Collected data
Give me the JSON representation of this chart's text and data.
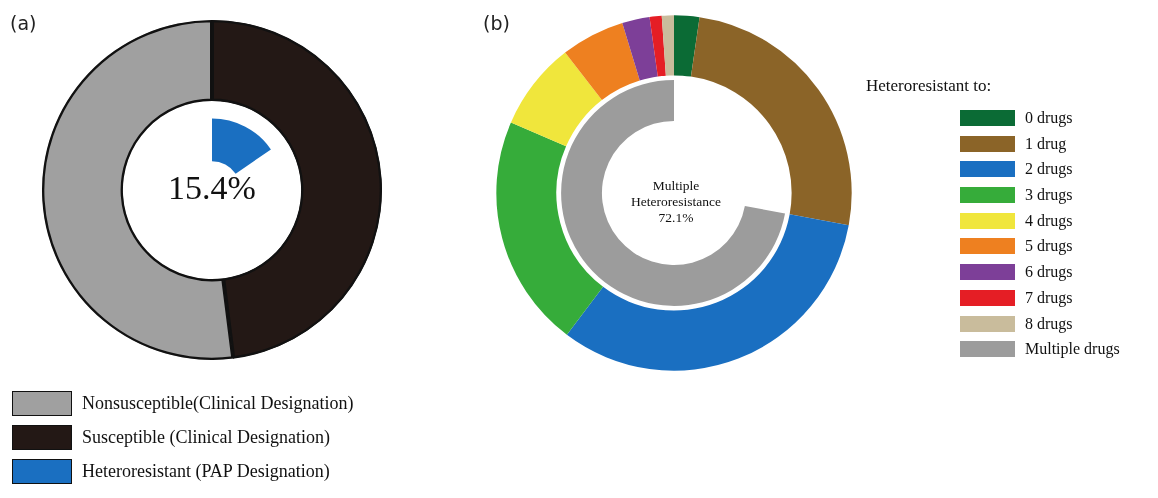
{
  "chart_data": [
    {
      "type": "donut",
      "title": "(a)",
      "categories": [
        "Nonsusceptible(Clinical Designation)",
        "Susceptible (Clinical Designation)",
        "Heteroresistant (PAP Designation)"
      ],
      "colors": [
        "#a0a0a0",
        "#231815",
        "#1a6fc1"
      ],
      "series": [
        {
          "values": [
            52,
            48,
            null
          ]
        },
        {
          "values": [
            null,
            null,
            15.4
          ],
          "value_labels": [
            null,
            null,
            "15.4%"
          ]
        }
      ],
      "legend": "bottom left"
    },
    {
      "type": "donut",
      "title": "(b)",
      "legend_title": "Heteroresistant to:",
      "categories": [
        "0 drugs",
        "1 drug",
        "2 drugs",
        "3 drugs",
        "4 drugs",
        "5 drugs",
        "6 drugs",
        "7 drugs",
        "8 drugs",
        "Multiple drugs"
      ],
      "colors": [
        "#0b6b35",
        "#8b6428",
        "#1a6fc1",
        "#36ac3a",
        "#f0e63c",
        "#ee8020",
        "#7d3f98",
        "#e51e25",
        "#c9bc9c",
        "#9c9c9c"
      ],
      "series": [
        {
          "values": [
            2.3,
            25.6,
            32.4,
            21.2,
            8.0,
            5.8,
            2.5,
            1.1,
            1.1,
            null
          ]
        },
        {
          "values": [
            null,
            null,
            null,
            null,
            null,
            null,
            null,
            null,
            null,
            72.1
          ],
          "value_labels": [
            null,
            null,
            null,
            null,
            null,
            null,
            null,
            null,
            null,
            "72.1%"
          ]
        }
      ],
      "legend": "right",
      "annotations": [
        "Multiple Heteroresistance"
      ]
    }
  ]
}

## Objective
Tally how many lines of the data include the word "Multiple". Write the number and nothing else.

## Problem solution
2